Required task — Search the listing below for the string "Views" and copy every line where it occurs.

Stored rows —

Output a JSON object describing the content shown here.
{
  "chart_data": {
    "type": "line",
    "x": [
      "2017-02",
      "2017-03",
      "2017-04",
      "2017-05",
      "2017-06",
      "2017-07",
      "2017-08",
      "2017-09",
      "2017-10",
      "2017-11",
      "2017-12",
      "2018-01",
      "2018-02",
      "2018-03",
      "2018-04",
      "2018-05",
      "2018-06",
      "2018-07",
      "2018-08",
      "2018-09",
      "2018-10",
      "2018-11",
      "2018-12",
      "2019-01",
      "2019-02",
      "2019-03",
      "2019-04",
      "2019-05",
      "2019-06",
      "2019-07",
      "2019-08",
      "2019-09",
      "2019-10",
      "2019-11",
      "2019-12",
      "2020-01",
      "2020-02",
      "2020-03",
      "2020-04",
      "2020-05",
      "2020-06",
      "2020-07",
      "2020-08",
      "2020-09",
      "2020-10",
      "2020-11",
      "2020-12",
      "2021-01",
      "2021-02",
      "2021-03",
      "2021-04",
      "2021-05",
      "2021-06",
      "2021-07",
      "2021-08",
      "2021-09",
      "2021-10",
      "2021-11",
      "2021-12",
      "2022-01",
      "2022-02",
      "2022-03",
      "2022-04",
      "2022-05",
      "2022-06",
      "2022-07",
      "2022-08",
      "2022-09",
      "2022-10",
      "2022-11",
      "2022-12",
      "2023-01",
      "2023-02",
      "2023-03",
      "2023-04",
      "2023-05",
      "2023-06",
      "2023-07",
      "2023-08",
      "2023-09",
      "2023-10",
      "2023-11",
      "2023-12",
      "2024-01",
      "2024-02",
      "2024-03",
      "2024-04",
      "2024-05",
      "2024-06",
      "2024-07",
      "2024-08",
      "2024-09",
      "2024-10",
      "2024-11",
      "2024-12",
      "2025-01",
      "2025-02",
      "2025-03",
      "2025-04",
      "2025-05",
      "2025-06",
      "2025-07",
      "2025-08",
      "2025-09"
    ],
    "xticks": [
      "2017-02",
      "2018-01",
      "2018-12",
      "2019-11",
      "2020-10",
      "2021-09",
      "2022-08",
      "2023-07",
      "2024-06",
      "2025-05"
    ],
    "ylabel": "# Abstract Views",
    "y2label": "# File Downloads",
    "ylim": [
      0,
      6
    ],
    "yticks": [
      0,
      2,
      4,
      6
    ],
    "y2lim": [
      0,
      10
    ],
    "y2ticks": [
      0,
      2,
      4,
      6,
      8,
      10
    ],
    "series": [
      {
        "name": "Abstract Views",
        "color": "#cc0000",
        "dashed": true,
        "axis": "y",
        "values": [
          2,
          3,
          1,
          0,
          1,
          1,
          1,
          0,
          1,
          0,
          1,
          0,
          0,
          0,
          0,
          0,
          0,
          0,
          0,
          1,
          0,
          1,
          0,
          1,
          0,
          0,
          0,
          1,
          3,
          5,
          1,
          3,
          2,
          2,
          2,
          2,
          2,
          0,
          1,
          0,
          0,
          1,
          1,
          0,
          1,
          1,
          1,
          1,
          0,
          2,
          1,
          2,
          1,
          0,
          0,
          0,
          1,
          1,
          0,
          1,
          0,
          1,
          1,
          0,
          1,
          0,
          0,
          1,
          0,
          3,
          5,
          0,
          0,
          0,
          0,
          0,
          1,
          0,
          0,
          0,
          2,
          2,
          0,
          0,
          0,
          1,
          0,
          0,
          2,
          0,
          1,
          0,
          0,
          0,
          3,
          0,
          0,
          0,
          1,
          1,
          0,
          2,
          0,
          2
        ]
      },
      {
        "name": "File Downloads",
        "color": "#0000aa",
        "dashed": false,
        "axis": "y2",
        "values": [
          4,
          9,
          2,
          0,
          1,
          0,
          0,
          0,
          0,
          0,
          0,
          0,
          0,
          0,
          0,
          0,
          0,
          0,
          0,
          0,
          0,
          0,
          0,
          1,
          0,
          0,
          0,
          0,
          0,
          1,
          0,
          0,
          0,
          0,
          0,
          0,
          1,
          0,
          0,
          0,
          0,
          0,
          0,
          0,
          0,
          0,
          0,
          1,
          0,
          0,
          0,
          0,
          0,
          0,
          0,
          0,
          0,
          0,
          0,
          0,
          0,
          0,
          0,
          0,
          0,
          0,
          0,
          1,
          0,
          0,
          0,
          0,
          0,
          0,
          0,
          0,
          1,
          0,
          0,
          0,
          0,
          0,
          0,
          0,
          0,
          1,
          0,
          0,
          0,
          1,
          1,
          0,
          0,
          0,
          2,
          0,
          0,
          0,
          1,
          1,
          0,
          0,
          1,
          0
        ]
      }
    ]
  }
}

Exercise result —
    "ylabel": "# Abstract Views",
        "name": "Abstract Views",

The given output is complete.